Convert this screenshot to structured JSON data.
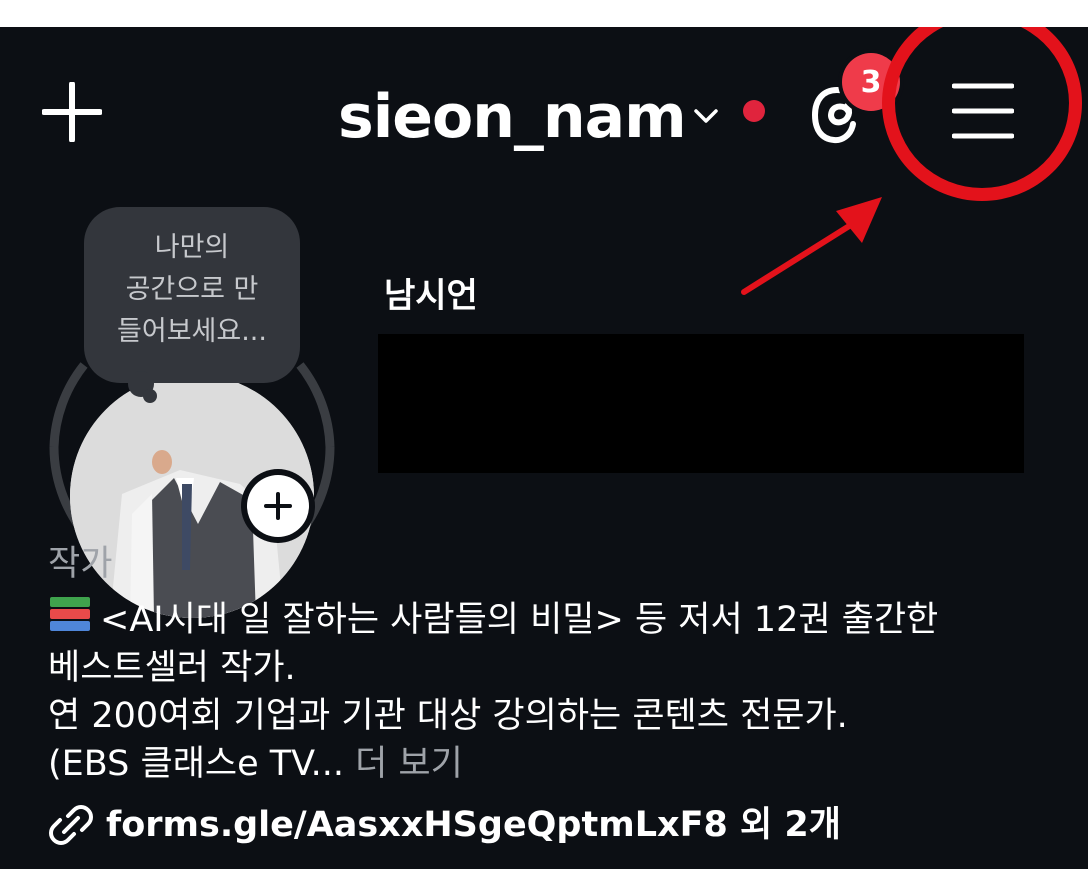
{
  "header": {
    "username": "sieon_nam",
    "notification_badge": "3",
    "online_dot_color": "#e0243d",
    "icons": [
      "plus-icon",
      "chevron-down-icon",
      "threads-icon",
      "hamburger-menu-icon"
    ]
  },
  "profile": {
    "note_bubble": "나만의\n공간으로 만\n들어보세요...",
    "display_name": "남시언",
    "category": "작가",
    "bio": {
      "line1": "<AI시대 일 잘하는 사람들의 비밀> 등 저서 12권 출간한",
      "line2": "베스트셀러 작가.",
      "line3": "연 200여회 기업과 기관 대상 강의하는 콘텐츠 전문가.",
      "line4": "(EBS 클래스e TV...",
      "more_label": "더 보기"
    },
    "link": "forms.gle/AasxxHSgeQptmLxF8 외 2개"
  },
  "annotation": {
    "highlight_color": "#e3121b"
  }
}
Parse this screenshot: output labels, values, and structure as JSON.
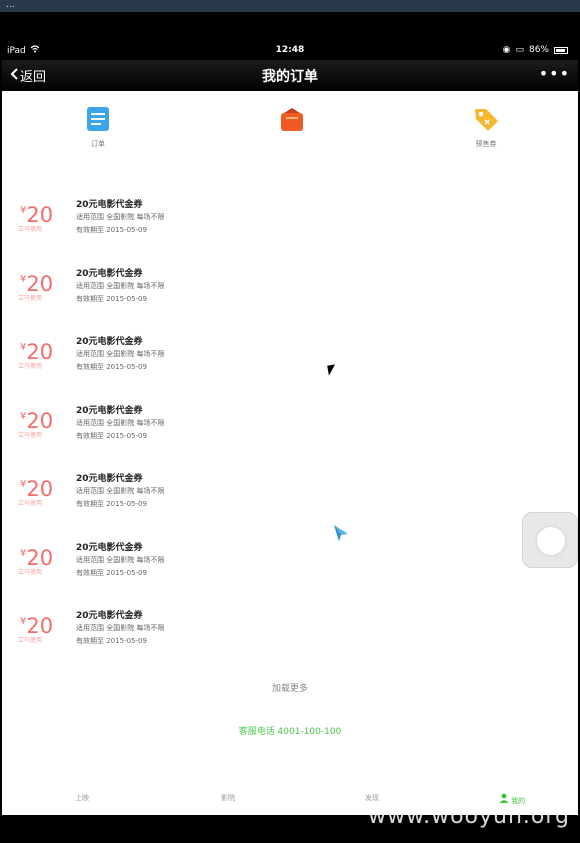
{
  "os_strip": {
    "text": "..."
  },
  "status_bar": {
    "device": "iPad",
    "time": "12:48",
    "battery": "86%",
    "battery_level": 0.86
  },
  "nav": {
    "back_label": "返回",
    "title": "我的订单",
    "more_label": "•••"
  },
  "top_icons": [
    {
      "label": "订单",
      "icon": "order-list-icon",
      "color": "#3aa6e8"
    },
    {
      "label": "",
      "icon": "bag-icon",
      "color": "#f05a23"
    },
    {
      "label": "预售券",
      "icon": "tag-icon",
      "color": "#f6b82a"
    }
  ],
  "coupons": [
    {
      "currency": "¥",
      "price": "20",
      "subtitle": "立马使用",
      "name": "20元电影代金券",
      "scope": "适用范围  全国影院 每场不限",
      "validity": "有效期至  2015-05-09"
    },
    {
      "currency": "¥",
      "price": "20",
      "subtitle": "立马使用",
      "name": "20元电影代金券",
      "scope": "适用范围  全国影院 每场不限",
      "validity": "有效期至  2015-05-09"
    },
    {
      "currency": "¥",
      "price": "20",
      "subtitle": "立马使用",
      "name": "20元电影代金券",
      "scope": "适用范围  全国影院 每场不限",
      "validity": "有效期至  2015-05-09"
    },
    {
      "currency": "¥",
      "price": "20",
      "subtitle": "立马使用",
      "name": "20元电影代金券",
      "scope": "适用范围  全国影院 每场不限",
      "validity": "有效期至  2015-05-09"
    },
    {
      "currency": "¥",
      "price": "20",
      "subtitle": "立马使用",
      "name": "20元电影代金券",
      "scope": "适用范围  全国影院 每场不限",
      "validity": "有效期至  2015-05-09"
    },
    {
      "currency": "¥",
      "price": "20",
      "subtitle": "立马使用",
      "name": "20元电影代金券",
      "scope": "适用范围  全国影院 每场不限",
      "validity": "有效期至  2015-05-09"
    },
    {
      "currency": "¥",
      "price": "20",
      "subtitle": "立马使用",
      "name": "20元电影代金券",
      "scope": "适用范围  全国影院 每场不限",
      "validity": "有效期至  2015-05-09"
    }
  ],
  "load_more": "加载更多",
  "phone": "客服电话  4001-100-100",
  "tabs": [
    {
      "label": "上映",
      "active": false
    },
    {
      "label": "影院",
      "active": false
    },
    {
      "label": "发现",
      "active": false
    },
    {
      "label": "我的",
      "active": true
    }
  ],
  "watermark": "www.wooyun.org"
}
┄┄┄┄┄┄┄┄┄┄
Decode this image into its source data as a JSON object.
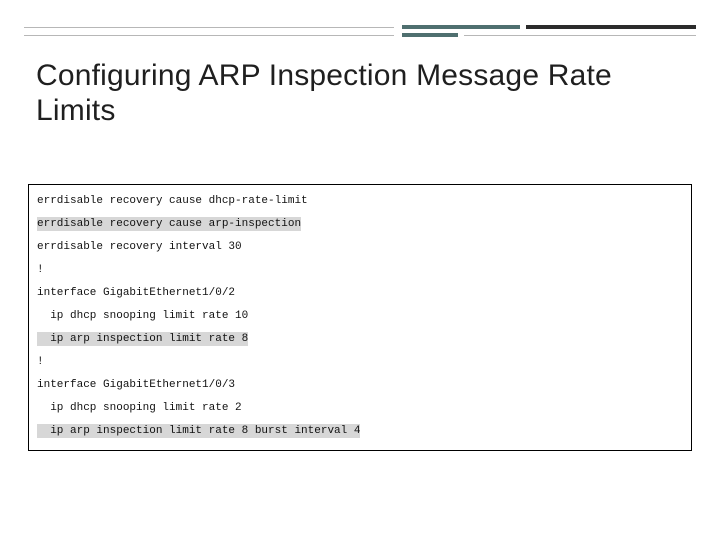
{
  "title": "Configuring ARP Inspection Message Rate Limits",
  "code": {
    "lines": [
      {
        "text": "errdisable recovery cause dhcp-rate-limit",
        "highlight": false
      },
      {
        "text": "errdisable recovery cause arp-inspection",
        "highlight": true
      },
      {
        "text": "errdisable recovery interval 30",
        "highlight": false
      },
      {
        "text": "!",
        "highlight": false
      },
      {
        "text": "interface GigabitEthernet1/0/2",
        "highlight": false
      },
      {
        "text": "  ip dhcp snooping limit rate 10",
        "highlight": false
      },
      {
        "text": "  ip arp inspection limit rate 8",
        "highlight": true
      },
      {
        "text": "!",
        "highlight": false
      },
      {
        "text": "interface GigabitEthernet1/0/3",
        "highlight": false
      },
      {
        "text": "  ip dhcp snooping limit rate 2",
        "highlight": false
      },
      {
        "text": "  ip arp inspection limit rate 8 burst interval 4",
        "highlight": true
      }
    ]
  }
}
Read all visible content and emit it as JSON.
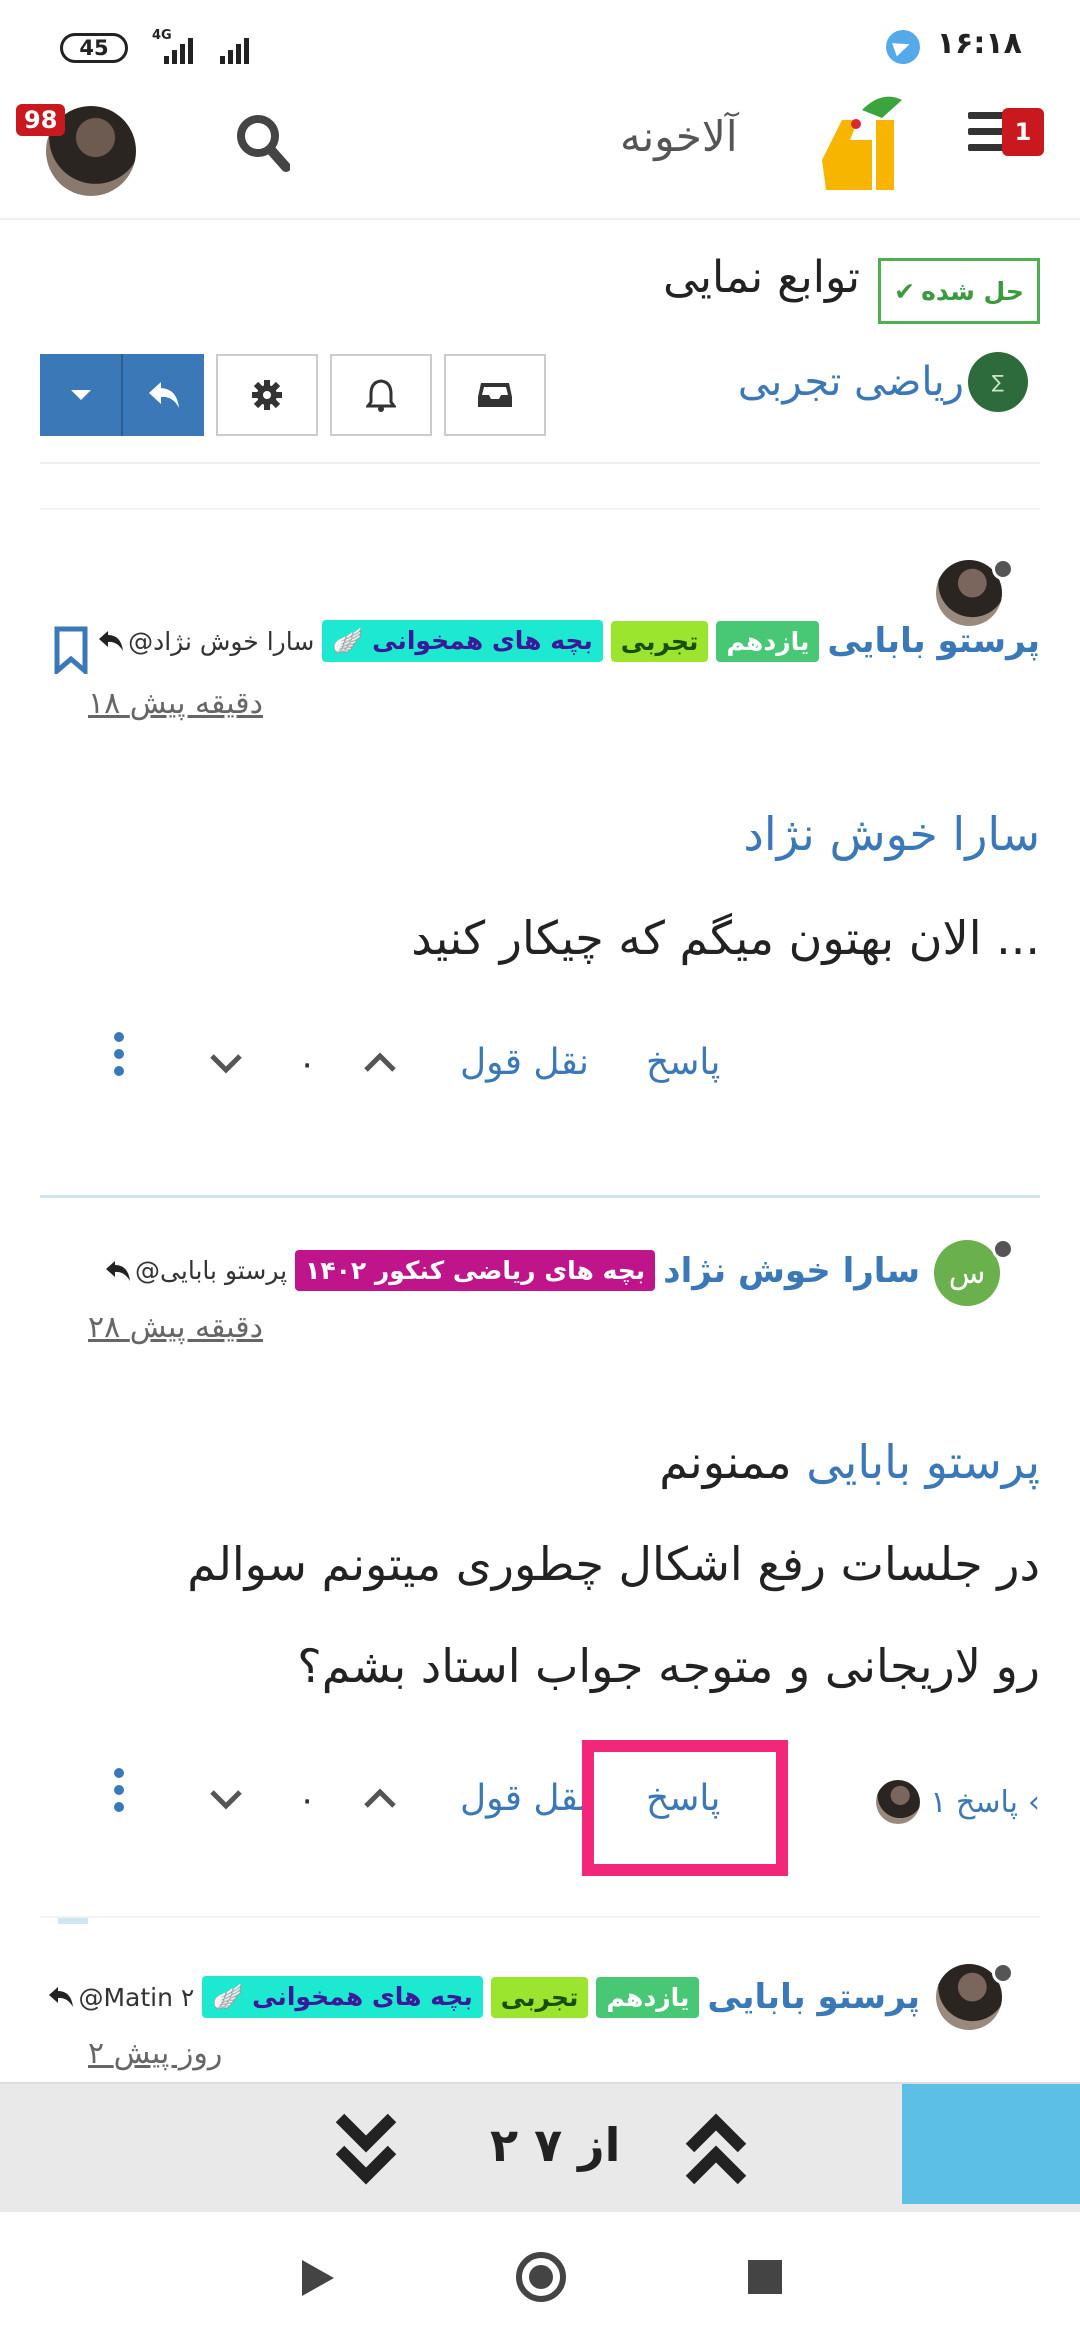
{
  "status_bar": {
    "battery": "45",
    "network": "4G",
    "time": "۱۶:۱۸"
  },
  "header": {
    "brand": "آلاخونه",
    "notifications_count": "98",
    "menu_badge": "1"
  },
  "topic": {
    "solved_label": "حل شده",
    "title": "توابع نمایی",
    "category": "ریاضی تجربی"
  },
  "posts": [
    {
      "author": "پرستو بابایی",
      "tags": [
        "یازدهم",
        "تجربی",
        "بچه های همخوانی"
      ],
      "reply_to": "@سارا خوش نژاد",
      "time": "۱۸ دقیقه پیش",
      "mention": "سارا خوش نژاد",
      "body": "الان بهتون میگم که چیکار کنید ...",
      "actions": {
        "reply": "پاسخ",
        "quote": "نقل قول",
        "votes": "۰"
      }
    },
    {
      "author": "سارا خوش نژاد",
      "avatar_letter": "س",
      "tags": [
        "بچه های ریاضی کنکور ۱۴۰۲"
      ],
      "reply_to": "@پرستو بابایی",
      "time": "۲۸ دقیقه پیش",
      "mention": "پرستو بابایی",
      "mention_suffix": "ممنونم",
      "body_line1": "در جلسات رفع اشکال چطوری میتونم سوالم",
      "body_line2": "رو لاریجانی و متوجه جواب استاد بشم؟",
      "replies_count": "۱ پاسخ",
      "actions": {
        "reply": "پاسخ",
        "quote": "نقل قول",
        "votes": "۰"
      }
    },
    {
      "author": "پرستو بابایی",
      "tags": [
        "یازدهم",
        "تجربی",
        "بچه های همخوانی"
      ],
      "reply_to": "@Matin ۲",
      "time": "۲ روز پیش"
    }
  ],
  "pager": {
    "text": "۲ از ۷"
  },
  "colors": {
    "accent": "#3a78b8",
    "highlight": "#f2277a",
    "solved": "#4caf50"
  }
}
┄┄┄┄┄┄┄┄┄┄
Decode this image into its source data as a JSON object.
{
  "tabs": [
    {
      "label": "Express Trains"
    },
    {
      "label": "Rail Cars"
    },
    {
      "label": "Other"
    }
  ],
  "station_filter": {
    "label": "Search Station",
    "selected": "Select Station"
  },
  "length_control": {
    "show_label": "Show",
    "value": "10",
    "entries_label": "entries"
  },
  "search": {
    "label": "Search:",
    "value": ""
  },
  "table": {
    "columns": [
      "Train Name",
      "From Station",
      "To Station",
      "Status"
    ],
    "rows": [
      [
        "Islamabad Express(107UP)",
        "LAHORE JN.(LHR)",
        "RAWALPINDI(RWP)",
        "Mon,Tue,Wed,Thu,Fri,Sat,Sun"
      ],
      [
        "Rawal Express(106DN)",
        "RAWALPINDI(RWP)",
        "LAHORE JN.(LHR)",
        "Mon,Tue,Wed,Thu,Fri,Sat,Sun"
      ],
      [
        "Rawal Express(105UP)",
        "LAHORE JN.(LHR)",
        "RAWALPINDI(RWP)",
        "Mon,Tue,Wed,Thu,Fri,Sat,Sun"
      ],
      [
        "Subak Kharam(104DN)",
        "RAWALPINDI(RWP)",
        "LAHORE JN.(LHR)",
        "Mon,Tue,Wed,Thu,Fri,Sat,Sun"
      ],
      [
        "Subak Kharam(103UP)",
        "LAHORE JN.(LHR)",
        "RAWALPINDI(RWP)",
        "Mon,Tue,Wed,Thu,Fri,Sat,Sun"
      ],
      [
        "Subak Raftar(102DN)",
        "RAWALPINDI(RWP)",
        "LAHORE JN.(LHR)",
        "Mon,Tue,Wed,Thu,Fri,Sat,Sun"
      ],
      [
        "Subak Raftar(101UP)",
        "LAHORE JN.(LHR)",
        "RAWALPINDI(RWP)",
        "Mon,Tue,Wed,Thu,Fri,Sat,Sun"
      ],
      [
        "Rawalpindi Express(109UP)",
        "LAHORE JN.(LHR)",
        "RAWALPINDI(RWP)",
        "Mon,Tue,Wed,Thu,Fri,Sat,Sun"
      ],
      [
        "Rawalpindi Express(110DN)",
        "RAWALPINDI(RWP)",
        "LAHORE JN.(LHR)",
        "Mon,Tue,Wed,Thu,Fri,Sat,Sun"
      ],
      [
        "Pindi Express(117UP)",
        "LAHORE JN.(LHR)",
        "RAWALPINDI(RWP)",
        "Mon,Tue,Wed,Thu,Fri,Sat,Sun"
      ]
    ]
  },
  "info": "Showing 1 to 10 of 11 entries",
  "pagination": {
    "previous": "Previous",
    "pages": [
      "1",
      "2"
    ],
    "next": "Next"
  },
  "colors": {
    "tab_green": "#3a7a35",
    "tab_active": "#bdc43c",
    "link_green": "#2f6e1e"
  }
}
┄┄┄┄┄┄┄┄┄┄
TASK TO COMPLETE: In the listing, find each line with the string "Subak" and copy it.

RESULT FOR THIS TASK:
        "Subak Kharam(104DN)",
        "Subak Kharam(103UP)",
        "Subak Raftar(102DN)",
        "Subak Raftar(101UP)",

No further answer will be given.